▸ **TEXTE PROPOSÉ**:
==*==

Le questionnaire doit également soigner la structure de ces questions et trouver une harmonie entre le cloisonnement des réponses induit par des questions fermées et l’expression libre induit par les questions ouvertes. La constitution des questions conditionne en effet l’implication de l’enquêté dans les réponses qu’il donne. L’introduction du questionnaire par des questions fermées risque d’orienter l’enquêté vers des réponses brèves et non détaillées. Cette impression de cadre pré-établi peut appauvrir les réponses spontanées lorsqu’elles seront souhaitées. Les questions initiales doivent être particulièrement soignées dans la mesure où elles doivent susciter l’intérêt de l’enquêté et lui donner envie de répondre.

L’enchaînement et la fluidité des questions conditionnent également la qualité générale du questionnaire. Le contenu des questions et la succession des thèmes abordés permettent d’assurer la cohérence de l’ensemble. Cela ne doit pas exclure la variété des formulations qui permet de rompre la monotonie pouvant mettre en péril l’administration de longs questionnaires. La durée acceptable d’un questionnaire dépend surtout de l’intérêt porté au sujet, de la manière dont les thèmes sont abordés et des conditions de passation. Il faut construire un questionnaire avec réalisme, sans oublier qu’il faudra l’administrer et l’exploiter. Cette phase d’exploitation des données doit être anticipée afin d’optimiser le questionnaire. Il faut que chaque question posée corresponde à un but précis d’avancement de la connaissance. Pour cela, il convient de vérifier la bonne compréhension des questions, s’assurer que certaines ne fassent pas double emploi, limiter les questions ou les formulations qui pourraient irriter l’enquêté,… Tous ces principes de construction font du questionnaire un outil difficile à élaborer ou tout doit être préalablement pensé, envisagé et testé. De la qualité de ces phases de construction dépend la qualité de l’enquête elle-même et des résultats obtenus.

L’ensemble des étapes de construction de l’approche subjective des représentations citadines, les outils utilisés, les modes d’administration et de traitement de l’information ont été largement développés. Avant d’entrer davantage dans le détail de l’instrumentalisation de la recherche, il semble nécessaire de déterminer les acteurs qui façonnent cette démarche d’évaluation de la qualité de vie.

Notes
65.

ALBARELLO L., DIGNEFFE F., HIERNAUX J-P., MAROY C., RUQUOY D., De SAINT-GEORGES P., 1995, Pratiques et méthodes de recherche en sciences sociales. Paris, Armand Colin, 179 pages.

66.

==*==

▸ **ÉNONCÉ**: Recopiez fidèlement, dans le texte sur la construction d'un questionnaire, le passage qui va de « Le questionnaire doit » jusqu'à « envie de répondre. ».

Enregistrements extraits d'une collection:
==*==

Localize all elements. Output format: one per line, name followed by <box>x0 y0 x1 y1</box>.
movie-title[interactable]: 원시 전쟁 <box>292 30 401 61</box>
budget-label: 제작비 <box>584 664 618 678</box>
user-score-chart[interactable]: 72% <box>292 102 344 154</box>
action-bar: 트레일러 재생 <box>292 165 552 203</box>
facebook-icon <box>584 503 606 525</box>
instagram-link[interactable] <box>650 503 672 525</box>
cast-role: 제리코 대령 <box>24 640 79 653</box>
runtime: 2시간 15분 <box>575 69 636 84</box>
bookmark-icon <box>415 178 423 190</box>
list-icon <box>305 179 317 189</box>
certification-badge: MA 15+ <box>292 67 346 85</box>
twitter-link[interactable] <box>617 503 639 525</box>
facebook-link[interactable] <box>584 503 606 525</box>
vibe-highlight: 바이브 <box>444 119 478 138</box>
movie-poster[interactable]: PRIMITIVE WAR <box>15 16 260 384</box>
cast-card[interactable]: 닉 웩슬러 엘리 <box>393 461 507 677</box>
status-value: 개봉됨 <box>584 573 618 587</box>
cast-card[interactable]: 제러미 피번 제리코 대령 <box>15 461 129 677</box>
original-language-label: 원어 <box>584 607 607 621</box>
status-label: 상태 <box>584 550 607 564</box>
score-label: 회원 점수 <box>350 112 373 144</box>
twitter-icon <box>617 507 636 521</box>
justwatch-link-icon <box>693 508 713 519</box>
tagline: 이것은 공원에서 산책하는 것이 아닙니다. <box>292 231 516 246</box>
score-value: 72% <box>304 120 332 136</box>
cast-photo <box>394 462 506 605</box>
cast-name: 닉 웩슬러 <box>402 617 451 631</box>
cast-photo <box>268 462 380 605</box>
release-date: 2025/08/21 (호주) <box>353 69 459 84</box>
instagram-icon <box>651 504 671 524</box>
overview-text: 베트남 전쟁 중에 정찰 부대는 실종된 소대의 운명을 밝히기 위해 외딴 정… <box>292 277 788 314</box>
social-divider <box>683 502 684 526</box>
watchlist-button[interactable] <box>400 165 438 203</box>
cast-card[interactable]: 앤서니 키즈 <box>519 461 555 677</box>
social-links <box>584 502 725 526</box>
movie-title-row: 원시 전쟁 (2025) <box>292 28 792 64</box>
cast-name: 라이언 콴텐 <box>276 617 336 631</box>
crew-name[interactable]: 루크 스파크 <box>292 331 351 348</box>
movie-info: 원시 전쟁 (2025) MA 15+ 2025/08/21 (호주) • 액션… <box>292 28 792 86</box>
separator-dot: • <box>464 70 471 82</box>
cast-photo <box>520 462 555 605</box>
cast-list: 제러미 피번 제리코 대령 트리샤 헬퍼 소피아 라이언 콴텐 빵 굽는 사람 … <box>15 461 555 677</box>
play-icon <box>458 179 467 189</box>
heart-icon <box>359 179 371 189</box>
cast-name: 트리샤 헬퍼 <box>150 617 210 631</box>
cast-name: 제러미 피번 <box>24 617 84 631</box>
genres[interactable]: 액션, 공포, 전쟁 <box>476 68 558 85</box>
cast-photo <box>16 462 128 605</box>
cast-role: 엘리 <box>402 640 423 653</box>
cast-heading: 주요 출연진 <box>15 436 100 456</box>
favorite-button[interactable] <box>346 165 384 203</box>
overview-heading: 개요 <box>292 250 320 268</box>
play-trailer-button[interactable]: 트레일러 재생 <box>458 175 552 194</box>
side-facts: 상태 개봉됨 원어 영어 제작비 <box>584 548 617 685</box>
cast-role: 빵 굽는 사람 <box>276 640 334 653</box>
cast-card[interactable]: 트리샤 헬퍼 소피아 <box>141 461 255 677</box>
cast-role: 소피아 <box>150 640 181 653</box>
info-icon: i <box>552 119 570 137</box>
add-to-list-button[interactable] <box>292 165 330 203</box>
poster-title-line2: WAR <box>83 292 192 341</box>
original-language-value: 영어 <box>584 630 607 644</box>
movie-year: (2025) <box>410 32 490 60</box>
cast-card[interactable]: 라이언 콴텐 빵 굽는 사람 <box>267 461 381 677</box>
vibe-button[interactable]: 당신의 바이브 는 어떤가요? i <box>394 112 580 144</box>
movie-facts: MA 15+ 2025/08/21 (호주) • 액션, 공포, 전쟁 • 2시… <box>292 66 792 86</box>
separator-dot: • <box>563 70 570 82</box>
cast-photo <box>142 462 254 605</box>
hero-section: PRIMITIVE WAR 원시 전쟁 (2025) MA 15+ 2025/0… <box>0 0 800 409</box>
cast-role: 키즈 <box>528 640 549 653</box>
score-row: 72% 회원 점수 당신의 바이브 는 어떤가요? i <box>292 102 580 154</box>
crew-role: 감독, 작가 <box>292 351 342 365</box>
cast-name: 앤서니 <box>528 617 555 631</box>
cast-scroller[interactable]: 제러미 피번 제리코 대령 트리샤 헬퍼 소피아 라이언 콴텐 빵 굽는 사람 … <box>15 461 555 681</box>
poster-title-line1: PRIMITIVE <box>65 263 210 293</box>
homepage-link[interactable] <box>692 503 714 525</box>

==*==

▸ **RÉPONSE**:
Le questionnaire doit également soigner la structure de ces questions et trouver une harmonie entre le cloisonnement des réponses induit par des questions fermées et l’expression libre induit par les questions ouvertes. La constitution des questions conditionne en effet l’implication de l’enquêté dans les réponses qu’il donne. L’introduction du questionnaire par des questions fermées risque d’orienter l’enquêté vers des réponses brèves et non détaillées. Cette impression de cadre pré-établi peut appauvrir les réponses spontanées lorsqu’elles seront souhaitées. Les questions initiales doivent être particulièrement soignées dans la mesure où elles doivent susciter l’intérêt de l’enquêté et lui donner envie de répondre.